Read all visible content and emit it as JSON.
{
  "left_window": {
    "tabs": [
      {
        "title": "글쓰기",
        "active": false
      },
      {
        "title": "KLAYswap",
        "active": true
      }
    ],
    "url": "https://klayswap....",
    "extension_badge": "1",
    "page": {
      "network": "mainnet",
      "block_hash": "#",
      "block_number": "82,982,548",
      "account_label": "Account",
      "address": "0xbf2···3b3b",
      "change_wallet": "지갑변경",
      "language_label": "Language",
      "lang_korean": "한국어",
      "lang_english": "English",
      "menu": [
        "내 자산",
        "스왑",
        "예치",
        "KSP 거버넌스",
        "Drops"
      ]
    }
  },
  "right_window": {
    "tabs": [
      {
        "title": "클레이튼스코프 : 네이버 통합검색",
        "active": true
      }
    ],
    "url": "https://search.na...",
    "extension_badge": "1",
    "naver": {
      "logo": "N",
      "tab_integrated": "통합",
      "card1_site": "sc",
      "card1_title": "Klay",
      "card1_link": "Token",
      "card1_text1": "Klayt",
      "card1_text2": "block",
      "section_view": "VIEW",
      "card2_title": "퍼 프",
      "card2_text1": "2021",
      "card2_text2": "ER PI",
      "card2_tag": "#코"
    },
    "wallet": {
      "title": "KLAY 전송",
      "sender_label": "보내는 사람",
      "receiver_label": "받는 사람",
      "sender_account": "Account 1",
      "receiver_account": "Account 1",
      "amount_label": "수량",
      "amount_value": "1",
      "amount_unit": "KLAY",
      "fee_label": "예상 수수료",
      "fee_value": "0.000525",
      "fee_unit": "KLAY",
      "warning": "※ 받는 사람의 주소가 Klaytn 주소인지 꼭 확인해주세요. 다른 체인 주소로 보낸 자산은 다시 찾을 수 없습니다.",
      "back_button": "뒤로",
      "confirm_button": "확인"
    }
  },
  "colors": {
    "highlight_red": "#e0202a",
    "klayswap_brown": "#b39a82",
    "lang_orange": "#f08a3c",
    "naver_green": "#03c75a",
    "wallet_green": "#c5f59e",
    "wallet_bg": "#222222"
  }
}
+---+
Retype the whole listing, matching it exactly.

Read all visible content and emit it as JSON.
{
  "left_window": {
    "tabs": [
      {
        "title": "글쓰기",
        "active": false
      },
      {
        "title": "KLAYswap",
        "active": true
      }
    ],
    "url": "https://klayswap....",
    "extension_badge": "1",
    "page": {
      "network": "mainnet",
      "block_hash": "#",
      "block_number": "82,982,548",
      "account_label": "Account",
      "address": "0xbf2···3b3b",
      "change_wallet": "지갑변경",
      "language_label": "Language",
      "lang_korean": "한국어",
      "lang_english": "English",
      "menu": [
        "내 자산",
        "스왑",
        "예치",
        "KSP 거버넌스",
        "Drops"
      ]
    }
  },
  "right_window": {
    "tabs": [
      {
        "title": "클레이튼스코프 : 네이버 통합검색",
        "active": true
      }
    ],
    "url": "https://search.na...",
    "extension_badge": "1",
    "naver": {
      "logo": "N",
      "tab_integrated": "통합",
      "card1_site": "sc",
      "card1_title": "Klay",
      "card1_link": "Token",
      "card1_text1": "Klayt",
      "card1_text2": "block",
      "section_view": "VIEW",
      "card2_title": "퍼 프",
      "card2_text1": "2021",
      "card2_text2": "ER PI",
      "card2_tag": "#코"
    },
    "wallet": {
      "title": "KLAY 전송",
      "sender_label": "보내는 사람",
      "receiver_label": "받는 사람",
      "sender_account": "Account 1",
      "receiver_account": "Account 1",
      "amount_label": "수량",
      "amount_value": "1",
      "amount_unit": "KLAY",
      "fee_label": "예상 수수료",
      "fee_value": "0.000525",
      "fee_unit": "KLAY",
      "warning": "※ 받는 사람의 주소가 Klaytn 주소인지 꼭 확인해주세요. 다른 체인 주소로 보낸 자산은 다시 찾을 수 없습니다.",
      "back_button": "뒤로",
      "confirm_button": "확인"
    }
  },
  "colors": {
    "highlight_red": "#e0202a",
    "klayswap_brown": "#b39a82",
    "lang_orange": "#f08a3c",
    "naver_green": "#03c75a",
    "wallet_green": "#c5f59e",
    "wallet_bg": "#222222"
  }
}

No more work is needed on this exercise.